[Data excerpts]
______________________________
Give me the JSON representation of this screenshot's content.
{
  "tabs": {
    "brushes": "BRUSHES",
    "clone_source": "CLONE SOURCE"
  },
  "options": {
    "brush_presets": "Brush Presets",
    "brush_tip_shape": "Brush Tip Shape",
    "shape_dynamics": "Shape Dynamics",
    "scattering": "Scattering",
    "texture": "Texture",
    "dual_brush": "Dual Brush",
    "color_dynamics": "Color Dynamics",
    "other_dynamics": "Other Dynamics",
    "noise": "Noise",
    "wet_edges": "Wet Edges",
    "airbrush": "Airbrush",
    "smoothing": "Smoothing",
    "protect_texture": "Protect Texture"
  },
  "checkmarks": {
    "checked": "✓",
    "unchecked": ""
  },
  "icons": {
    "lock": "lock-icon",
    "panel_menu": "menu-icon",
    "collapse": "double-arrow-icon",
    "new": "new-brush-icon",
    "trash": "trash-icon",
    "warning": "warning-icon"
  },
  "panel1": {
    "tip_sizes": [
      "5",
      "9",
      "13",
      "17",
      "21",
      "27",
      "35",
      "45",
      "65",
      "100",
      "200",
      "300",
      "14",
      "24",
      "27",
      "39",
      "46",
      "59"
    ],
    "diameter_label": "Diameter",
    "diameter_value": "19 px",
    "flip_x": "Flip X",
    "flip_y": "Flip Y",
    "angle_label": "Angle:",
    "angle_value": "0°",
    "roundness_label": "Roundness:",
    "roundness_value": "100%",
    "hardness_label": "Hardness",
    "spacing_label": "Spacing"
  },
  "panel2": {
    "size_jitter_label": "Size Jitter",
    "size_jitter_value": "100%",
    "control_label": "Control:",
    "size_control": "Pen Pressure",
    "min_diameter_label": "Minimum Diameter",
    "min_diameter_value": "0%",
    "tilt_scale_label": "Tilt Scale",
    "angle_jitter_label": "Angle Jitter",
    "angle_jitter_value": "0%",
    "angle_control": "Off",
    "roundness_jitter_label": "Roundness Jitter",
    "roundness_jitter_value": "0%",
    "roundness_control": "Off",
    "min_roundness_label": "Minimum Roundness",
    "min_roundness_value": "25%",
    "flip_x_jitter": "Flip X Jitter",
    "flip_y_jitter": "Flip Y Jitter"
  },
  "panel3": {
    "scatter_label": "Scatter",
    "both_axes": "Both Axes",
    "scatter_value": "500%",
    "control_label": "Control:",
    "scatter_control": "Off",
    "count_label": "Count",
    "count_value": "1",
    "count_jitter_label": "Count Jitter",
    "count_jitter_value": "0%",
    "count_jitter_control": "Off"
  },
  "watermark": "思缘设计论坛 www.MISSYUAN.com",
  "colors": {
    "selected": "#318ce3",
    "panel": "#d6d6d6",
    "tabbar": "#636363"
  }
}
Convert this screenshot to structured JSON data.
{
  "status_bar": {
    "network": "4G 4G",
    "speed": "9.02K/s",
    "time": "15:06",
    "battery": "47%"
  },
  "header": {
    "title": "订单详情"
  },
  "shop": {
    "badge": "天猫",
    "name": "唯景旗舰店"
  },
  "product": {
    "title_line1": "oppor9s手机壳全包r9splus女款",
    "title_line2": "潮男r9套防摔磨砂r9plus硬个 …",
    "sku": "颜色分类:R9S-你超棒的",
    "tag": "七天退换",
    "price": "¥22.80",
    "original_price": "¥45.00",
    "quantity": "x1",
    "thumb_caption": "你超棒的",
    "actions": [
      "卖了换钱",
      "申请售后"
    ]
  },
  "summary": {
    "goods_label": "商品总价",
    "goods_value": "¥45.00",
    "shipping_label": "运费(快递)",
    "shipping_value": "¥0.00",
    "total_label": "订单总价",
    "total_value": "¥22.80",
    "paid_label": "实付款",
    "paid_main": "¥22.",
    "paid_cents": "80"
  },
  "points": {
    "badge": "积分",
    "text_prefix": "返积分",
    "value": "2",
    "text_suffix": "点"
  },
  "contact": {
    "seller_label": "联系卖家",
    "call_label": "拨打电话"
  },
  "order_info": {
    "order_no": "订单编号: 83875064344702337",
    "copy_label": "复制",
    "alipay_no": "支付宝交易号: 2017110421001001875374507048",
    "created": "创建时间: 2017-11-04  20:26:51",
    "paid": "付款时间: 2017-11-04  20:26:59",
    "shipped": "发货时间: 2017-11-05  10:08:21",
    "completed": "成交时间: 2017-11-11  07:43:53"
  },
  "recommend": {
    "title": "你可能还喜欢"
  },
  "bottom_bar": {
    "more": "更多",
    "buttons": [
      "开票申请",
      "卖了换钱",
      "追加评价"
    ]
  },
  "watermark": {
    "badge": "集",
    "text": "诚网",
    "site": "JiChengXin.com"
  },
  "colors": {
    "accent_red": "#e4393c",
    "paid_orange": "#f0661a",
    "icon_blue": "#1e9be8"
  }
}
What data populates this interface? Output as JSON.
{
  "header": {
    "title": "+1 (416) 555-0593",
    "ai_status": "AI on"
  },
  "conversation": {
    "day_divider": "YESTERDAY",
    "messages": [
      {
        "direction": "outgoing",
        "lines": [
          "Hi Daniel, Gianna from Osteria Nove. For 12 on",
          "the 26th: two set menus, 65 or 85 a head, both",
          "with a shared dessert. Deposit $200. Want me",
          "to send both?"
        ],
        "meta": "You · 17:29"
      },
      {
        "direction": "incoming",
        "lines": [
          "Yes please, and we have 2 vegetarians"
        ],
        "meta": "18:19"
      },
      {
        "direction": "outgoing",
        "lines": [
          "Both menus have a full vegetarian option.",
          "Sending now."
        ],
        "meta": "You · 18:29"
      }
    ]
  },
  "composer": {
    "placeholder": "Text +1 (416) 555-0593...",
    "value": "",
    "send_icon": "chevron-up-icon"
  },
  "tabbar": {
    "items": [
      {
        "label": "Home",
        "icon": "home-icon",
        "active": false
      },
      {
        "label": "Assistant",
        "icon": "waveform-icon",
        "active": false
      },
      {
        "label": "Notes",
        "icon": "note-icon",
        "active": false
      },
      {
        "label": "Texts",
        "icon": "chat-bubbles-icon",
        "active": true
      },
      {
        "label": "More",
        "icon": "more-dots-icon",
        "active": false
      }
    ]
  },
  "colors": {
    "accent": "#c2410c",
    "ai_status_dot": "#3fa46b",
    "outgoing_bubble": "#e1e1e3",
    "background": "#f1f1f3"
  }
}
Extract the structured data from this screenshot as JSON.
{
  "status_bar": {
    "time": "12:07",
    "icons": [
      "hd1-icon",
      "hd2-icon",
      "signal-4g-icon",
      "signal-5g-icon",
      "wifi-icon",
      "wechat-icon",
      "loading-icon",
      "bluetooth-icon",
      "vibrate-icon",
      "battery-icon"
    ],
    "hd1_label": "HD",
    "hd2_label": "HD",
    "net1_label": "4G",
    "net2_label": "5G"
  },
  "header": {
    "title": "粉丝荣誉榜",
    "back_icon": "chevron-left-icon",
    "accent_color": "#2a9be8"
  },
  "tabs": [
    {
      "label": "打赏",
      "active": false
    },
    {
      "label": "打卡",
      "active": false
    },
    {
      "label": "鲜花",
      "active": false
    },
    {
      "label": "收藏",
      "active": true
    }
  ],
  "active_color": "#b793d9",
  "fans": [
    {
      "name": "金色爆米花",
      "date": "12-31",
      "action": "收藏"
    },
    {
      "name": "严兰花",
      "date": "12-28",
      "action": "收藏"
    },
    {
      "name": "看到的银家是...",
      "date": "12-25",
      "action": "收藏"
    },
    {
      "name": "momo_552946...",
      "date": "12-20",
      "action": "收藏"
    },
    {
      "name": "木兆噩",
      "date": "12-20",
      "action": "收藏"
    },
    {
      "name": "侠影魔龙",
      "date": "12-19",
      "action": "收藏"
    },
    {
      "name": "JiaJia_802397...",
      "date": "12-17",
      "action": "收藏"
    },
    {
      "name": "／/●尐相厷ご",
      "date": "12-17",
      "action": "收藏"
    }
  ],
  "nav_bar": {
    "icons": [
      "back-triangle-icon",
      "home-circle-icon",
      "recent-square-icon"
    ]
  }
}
______________________________
Stated problem
Look for lines containing the string "name" and copy them all.

Response to the exercise
    "name": "唯景旗舰店"
      "name": "金色爆米花",
      "name": "严兰花",
      "name": "看到的银家是...",
      "name": "momo_552946...",
      "name": "木兆噩",
      "name": "侠影魔龙",
      "name": "JiaJia_802397...",
      "name": "／/●尐相厷ご",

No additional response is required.